[Records from a collection]
--- Begin ---

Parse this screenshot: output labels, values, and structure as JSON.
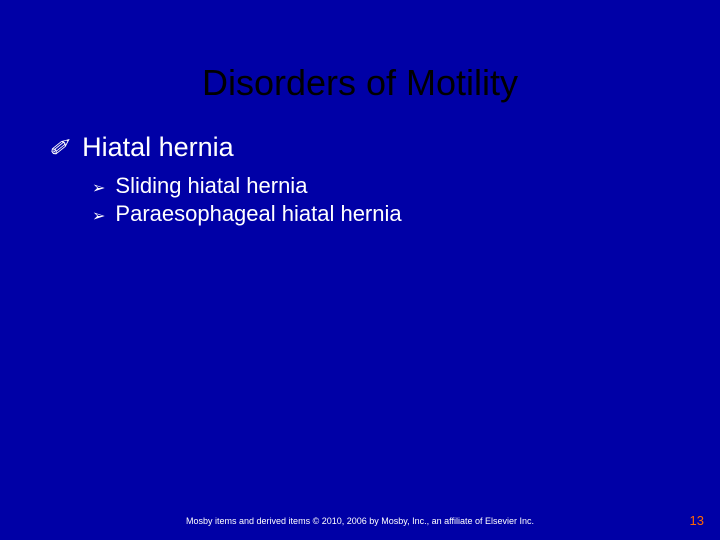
{
  "slide": {
    "title": "Disorders of Motility",
    "title_color": "#000000",
    "title_fontsize": 36,
    "background_color": "#0000a6",
    "text_color": "#ffffff",
    "level1_bullet_glyph": "✐",
    "level2_bullet_glyph": "➢",
    "level1": {
      "text": "Hiatal hernia",
      "fontsize": 27
    },
    "level2": [
      {
        "text": "Sliding hiatal hernia",
        "fontsize": 22
      },
      {
        "text": "Paraesophageal hiatal hernia",
        "fontsize": 22
      }
    ],
    "footer": "Mosby items and derived items © 2010, 2006 by Mosby, Inc., an affiliate of Elsevier Inc.",
    "footer_fontsize": 9,
    "page_number": "13",
    "page_number_color": "#ff6600",
    "page_number_fontsize": 13
  }
}
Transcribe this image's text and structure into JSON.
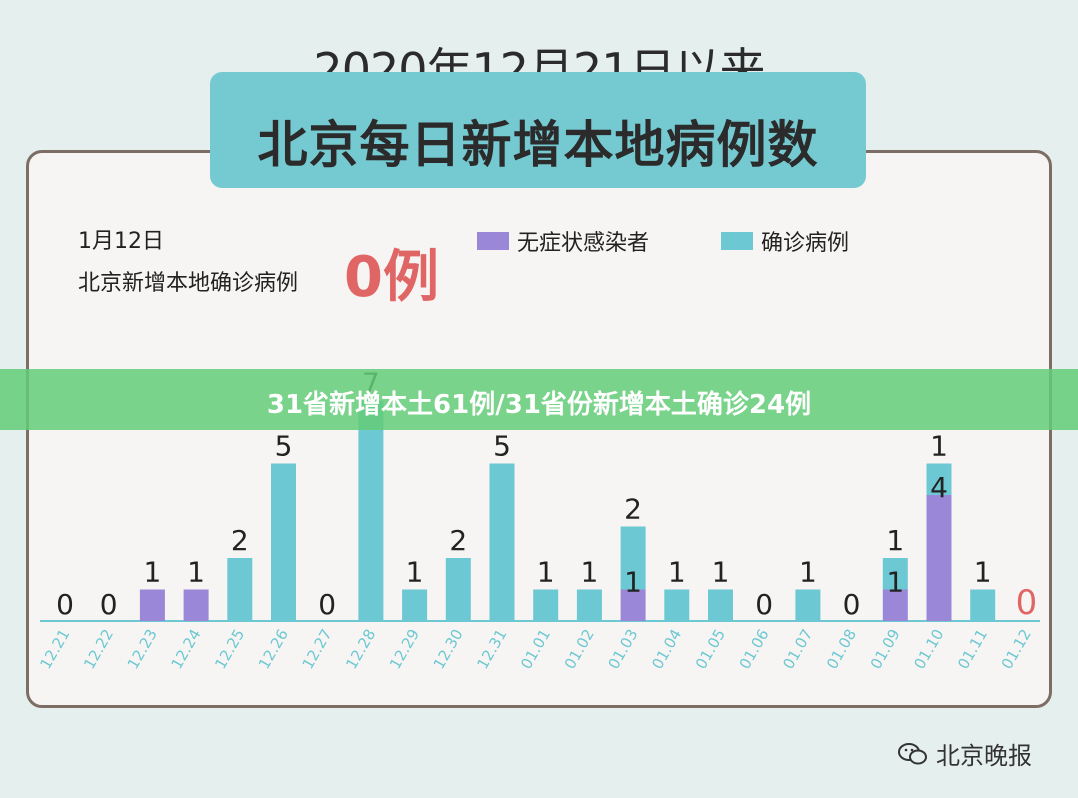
{
  "header": {
    "title_line1": "2020年12月21日以来",
    "title_line2": "北京每日新增本地病例数"
  },
  "note": {
    "date": "1月12日",
    "text": "北京新增本地确诊病例",
    "value": "0例"
  },
  "legend": [
    {
      "label": "无症状感染者",
      "color": "#9b87d8"
    },
    {
      "label": "确诊病例",
      "color": "#6cc8d2"
    }
  ],
  "banner": {
    "text": "31省新增本土61例/31省份新增本土确诊24例"
  },
  "watermark": {
    "text": "北京晚报",
    "icon": "wechat-icon"
  },
  "colors": {
    "asymptomatic": "#9b87d8",
    "confirmed": "#6cc8d2",
    "highlight": "#e06666",
    "axis": "#6cc8d2"
  },
  "chart_data": {
    "type": "bar",
    "stacked": true,
    "categories": [
      "12.21",
      "12.22",
      "12.23",
      "12.24",
      "12.25",
      "12.26",
      "12.27",
      "12.28",
      "12.29",
      "12.30",
      "12.31",
      "01.01",
      "01.02",
      "01.03",
      "01.04",
      "01.05",
      "01.06",
      "01.07",
      "01.08",
      "01.09",
      "01.10",
      "01.11",
      "01.12"
    ],
    "series": [
      {
        "name": "无症状感染者",
        "values": [
          0,
          0,
          1,
          1,
          0,
          0,
          0,
          0,
          0,
          0,
          0,
          0,
          0,
          1,
          0,
          0,
          0,
          0,
          0,
          1,
          4,
          0,
          0
        ]
      },
      {
        "name": "确诊病例",
        "values": [
          0,
          0,
          0,
          0,
          2,
          5,
          0,
          7,
          1,
          2,
          5,
          1,
          1,
          2,
          1,
          1,
          0,
          1,
          0,
          1,
          1,
          1,
          0
        ]
      }
    ],
    "labels": [
      {
        "category": "12.21",
        "texts": [
          "0"
        ]
      },
      {
        "category": "12.22",
        "texts": [
          "0"
        ]
      },
      {
        "category": "12.23",
        "texts": [
          "1"
        ]
      },
      {
        "category": "12.24",
        "texts": [
          "1"
        ]
      },
      {
        "category": "12.25",
        "texts": [
          "2"
        ]
      },
      {
        "category": "12.26",
        "texts": [
          "5"
        ]
      },
      {
        "category": "12.27",
        "texts": [
          "0"
        ]
      },
      {
        "category": "12.28",
        "texts": [
          "7"
        ]
      },
      {
        "category": "12.29",
        "texts": [
          "1"
        ]
      },
      {
        "category": "12.30",
        "texts": [
          "2"
        ]
      },
      {
        "category": "12.31",
        "texts": [
          "5"
        ]
      },
      {
        "category": "01.01",
        "texts": [
          "1"
        ]
      },
      {
        "category": "01.02",
        "texts": [
          "1"
        ]
      },
      {
        "category": "01.03",
        "texts": [
          "1",
          "2"
        ]
      },
      {
        "category": "01.04",
        "texts": [
          "1"
        ]
      },
      {
        "category": "01.05",
        "texts": [
          "1"
        ]
      },
      {
        "category": "01.06",
        "texts": [
          "0"
        ]
      },
      {
        "category": "01.07",
        "texts": [
          "1"
        ]
      },
      {
        "category": "01.08",
        "texts": [
          "0"
        ]
      },
      {
        "category": "01.09",
        "texts": [
          "1",
          "1"
        ]
      },
      {
        "category": "01.10",
        "texts": [
          "4",
          "1"
        ]
      },
      {
        "category": "01.11",
        "texts": [
          "1"
        ]
      },
      {
        "category": "01.12",
        "texts": [
          "0"
        ]
      }
    ]
  }
}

--- End ---

(What is asked): Reproduce every record above exactly, but leave out the pictures.

(Task answer):
Parse this screenshot: output labels, values, and structure as JSON.
{
  "slide": {
    "title": "Disorders of Motility",
    "title_color": "#000000",
    "title_fontsize": 36,
    "background_color": "#0000a6",
    "text_color": "#ffffff",
    "level1_bullet_glyph": "✐",
    "level2_bullet_glyph": "➢",
    "level1": {
      "text": "Hiatal hernia",
      "fontsize": 27
    },
    "level2": [
      {
        "text": "Sliding hiatal hernia",
        "fontsize": 22
      },
      {
        "text": "Paraesophageal hiatal hernia",
        "fontsize": 22
      }
    ],
    "footer": "Mosby items and derived items © 2010, 2006 by Mosby, Inc., an affiliate of Elsevier Inc.",
    "footer_fontsize": 9,
    "page_number": "13",
    "page_number_color": "#ff6600",
    "page_number_fontsize": 13
  }
}
Transcribe this image's text and structure into JSON.
{
  "header": {
    "title_line1": "2020年12月21日以来",
    "title_line2": "北京每日新增本地病例数"
  },
  "note": {
    "date": "1月12日",
    "text": "北京新增本地确诊病例",
    "value": "0例"
  },
  "legend": [
    {
      "label": "无症状感染者",
      "color": "#9b87d8"
    },
    {
      "label": "确诊病例",
      "color": "#6cc8d2"
    }
  ],
  "banner": {
    "text": "31省新增本土61例/31省份新增本土确诊24例"
  },
  "watermark": {
    "text": "北京晚报",
    "icon": "wechat-icon"
  },
  "colors": {
    "asymptomatic": "#9b87d8",
    "confirmed": "#6cc8d2",
    "highlight": "#e06666",
    "axis": "#6cc8d2"
  },
  "chart_data": {
    "type": "bar",
    "stacked": true,
    "categories": [
      "12.21",
      "12.22",
      "12.23",
      "12.24",
      "12.25",
      "12.26",
      "12.27",
      "12.28",
      "12.29",
      "12.30",
      "12.31",
      "01.01",
      "01.02",
      "01.03",
      "01.04",
      "01.05",
      "01.06",
      "01.07",
      "01.08",
      "01.09",
      "01.10",
      "01.11",
      "01.12"
    ],
    "series": [
      {
        "name": "无症状感染者",
        "values": [
          0,
          0,
          1,
          1,
          0,
          0,
          0,
          0,
          0,
          0,
          0,
          0,
          0,
          1,
          0,
          0,
          0,
          0,
          0,
          1,
          4,
          0,
          0
        ]
      },
      {
        "name": "确诊病例",
        "values": [
          0,
          0,
          0,
          0,
          2,
          5,
          0,
          7,
          1,
          2,
          5,
          1,
          1,
          2,
          1,
          1,
          0,
          1,
          0,
          1,
          1,
          1,
          0
        ]
      }
    ],
    "labels": [
      {
        "category": "12.21",
        "texts": [
          "0"
        ]
      },
      {
        "category": "12.22",
        "texts": [
          "0"
        ]
      },
      {
        "category": "12.23",
        "texts": [
          "1"
        ]
      },
      {
        "category": "12.24",
        "texts": [
          "1"
        ]
      },
      {
        "category": "12.25",
        "texts": [
          "2"
        ]
      },
      {
        "category": "12.26",
        "texts": [
          "5"
        ]
      },
      {
        "category": "12.27",
        "texts": [
          "0"
        ]
      },
      {
        "category": "12.28",
        "texts": [
          "7"
        ]
      },
      {
        "category": "12.29",
        "texts": [
          "1"
        ]
      },
      {
        "category": "12.30",
        "texts": [
          "2"
        ]
      },
      {
        "category": "12.31",
        "texts": [
          "5"
        ]
      },
      {
        "category": "01.01",
        "texts": [
          "1"
        ]
      },
      {
        "category": "01.02",
        "texts": [
          "1"
        ]
      },
      {
        "category": "01.03",
        "texts": [
          "1",
          "2"
        ]
      },
      {
        "category": "01.04",
        "texts": [
          "1"
        ]
      },
      {
        "category": "01.05",
        "texts": [
          "1"
        ]
      },
      {
        "category": "01.06",
        "texts": [
          "0"
        ]
      },
      {
        "category": "01.07",
        "texts": [
          "1"
        ]
      },
      {
        "category": "01.08",
        "texts": [
          "0"
        ]
      },
      {
        "category": "01.09",
        "texts": [
          "1",
          "1"
        ]
      },
      {
        "category": "01.10",
        "texts": [
          "4",
          "1"
        ]
      },
      {
        "category": "01.11",
        "texts": [
          "1"
        ]
      },
      {
        "category": "01.12",
        "texts": [
          "0"
        ]
      }
    ]
  }
}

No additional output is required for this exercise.